[start Available data]

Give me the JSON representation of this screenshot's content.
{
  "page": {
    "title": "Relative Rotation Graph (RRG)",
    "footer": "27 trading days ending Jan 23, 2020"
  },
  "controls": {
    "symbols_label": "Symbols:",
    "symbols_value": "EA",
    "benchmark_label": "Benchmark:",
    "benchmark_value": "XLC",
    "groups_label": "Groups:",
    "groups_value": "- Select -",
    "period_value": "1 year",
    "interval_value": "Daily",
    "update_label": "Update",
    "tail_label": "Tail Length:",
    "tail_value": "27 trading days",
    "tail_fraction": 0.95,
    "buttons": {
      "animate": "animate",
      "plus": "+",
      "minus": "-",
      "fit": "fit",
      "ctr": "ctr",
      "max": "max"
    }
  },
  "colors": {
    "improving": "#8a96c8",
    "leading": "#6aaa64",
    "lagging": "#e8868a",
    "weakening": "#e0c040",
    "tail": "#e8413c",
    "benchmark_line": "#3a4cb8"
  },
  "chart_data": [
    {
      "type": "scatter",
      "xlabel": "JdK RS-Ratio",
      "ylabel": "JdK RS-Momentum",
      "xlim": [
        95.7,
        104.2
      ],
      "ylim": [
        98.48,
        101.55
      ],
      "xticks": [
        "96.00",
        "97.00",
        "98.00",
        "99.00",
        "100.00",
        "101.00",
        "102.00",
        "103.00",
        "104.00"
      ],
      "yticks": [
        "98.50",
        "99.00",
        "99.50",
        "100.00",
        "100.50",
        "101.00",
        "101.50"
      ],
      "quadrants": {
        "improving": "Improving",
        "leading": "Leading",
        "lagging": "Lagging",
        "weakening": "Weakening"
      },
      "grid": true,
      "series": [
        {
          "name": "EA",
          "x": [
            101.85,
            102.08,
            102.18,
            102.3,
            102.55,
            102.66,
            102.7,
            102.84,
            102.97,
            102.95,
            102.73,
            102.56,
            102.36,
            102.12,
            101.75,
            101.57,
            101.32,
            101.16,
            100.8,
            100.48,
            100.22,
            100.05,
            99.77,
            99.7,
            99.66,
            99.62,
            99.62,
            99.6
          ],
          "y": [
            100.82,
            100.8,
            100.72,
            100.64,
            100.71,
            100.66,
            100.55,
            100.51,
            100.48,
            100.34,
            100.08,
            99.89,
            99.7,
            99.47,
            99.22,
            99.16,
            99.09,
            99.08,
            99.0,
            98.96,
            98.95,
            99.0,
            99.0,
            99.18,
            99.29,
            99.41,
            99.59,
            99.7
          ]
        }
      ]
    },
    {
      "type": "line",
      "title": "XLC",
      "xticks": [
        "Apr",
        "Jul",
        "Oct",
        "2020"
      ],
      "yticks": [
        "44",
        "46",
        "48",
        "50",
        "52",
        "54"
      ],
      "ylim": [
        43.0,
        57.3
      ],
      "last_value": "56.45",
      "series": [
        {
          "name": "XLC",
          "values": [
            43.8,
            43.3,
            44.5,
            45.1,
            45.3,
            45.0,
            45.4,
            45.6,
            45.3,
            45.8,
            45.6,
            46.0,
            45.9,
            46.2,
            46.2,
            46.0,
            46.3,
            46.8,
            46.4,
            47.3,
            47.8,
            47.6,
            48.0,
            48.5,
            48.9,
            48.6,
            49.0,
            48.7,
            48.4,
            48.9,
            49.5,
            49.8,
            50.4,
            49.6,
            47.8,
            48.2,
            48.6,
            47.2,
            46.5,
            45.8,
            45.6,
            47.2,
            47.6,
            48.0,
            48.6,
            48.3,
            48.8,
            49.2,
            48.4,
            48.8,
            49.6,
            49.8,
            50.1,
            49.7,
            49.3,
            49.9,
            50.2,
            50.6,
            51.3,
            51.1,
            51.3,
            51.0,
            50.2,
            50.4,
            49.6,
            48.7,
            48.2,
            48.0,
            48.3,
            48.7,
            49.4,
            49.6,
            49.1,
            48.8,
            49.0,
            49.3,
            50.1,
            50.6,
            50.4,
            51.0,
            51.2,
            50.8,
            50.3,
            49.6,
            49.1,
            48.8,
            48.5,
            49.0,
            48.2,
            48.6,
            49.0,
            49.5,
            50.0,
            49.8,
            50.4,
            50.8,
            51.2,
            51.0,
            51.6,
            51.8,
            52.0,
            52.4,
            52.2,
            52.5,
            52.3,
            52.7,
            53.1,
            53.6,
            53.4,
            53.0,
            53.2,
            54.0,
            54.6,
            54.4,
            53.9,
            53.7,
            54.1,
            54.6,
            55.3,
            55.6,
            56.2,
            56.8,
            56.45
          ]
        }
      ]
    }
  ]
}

[end Available data]

What you will do
Print all the data exactly.

Completed task
Give me the JSON representation of this screenshot's content.
{
  "page": {
    "title": "Relative Rotation Graph (RRG)",
    "footer": "27 trading days ending Jan 23, 2020"
  },
  "controls": {
    "symbols_label": "Symbols:",
    "symbols_value": "EA",
    "benchmark_label": "Benchmark:",
    "benchmark_value": "XLC",
    "groups_label": "Groups:",
    "groups_value": "- Select -",
    "period_value": "1 year",
    "interval_value": "Daily",
    "update_label": "Update",
    "tail_label": "Tail Length:",
    "tail_value": "27 trading days",
    "tail_fraction": 0.95,
    "buttons": {
      "animate": "animate",
      "plus": "+",
      "minus": "-",
      "fit": "fit",
      "ctr": "ctr",
      "max": "max"
    }
  },
  "colors": {
    "improving": "#8a96c8",
    "leading": "#6aaa64",
    "lagging": "#e8868a",
    "weakening": "#e0c040",
    "tail": "#e8413c",
    "benchmark_line": "#3a4cb8"
  },
  "chart_data": [
    {
      "type": "scatter",
      "xlabel": "JdK RS-Ratio",
      "ylabel": "JdK RS-Momentum",
      "xlim": [
        95.7,
        104.2
      ],
      "ylim": [
        98.48,
        101.55
      ],
      "xticks": [
        "96.00",
        "97.00",
        "98.00",
        "99.00",
        "100.00",
        "101.00",
        "102.00",
        "103.00",
        "104.00"
      ],
      "yticks": [
        "98.50",
        "99.00",
        "99.50",
        "100.00",
        "100.50",
        "101.00",
        "101.50"
      ],
      "quadrants": {
        "improving": "Improving",
        "leading": "Leading",
        "lagging": "Lagging",
        "weakening": "Weakening"
      },
      "grid": true,
      "series": [
        {
          "name": "EA",
          "x": [
            101.85,
            102.08,
            102.18,
            102.3,
            102.55,
            102.66,
            102.7,
            102.84,
            102.97,
            102.95,
            102.73,
            102.56,
            102.36,
            102.12,
            101.75,
            101.57,
            101.32,
            101.16,
            100.8,
            100.48,
            100.22,
            100.05,
            99.77,
            99.7,
            99.66,
            99.62,
            99.62,
            99.6
          ],
          "y": [
            100.82,
            100.8,
            100.72,
            100.64,
            100.71,
            100.66,
            100.55,
            100.51,
            100.48,
            100.34,
            100.08,
            99.89,
            99.7,
            99.47,
            99.22,
            99.16,
            99.09,
            99.08,
            99.0,
            98.96,
            98.95,
            99.0,
            99.0,
            99.18,
            99.29,
            99.41,
            99.59,
            99.7
          ]
        }
      ]
    },
    {
      "type": "line",
      "title": "XLC",
      "xticks": [
        "Apr",
        "Jul",
        "Oct",
        "2020"
      ],
      "yticks": [
        "44",
        "46",
        "48",
        "50",
        "52",
        "54"
      ],
      "ylim": [
        43.0,
        57.3
      ],
      "last_value": "56.45",
      "series": [
        {
          "name": "XLC",
          "values": [
            43.8,
            43.3,
            44.5,
            45.1,
            45.3,
            45.0,
            45.4,
            45.6,
            45.3,
            45.8,
            45.6,
            46.0,
            45.9,
            46.2,
            46.2,
            46.0,
            46.3,
            46.8,
            46.4,
            47.3,
            47.8,
            47.6,
            48.0,
            48.5,
            48.9,
            48.6,
            49.0,
            48.7,
            48.4,
            48.9,
            49.5,
            49.8,
            50.4,
            49.6,
            47.8,
            48.2,
            48.6,
            47.2,
            46.5,
            45.8,
            45.6,
            47.2,
            47.6,
            48.0,
            48.6,
            48.3,
            48.8,
            49.2,
            48.4,
            48.8,
            49.6,
            49.8,
            50.1,
            49.7,
            49.3,
            49.9,
            50.2,
            50.6,
            51.3,
            51.1,
            51.3,
            51.0,
            50.2,
            50.4,
            49.6,
            48.7,
            48.2,
            48.0,
            48.3,
            48.7,
            49.4,
            49.6,
            49.1,
            48.8,
            49.0,
            49.3,
            50.1,
            50.6,
            50.4,
            51.0,
            51.2,
            50.8,
            50.3,
            49.6,
            49.1,
            48.8,
            48.5,
            49.0,
            48.2,
            48.6,
            49.0,
            49.5,
            50.0,
            49.8,
            50.4,
            50.8,
            51.2,
            51.0,
            51.6,
            51.8,
            52.0,
            52.4,
            52.2,
            52.5,
            52.3,
            52.7,
            53.1,
            53.6,
            53.4,
            53.0,
            53.2,
            54.0,
            54.6,
            54.4,
            53.9,
            53.7,
            54.1,
            54.6,
            55.3,
            55.6,
            56.2,
            56.8,
            56.45
          ]
        }
      ]
    }
  ]
}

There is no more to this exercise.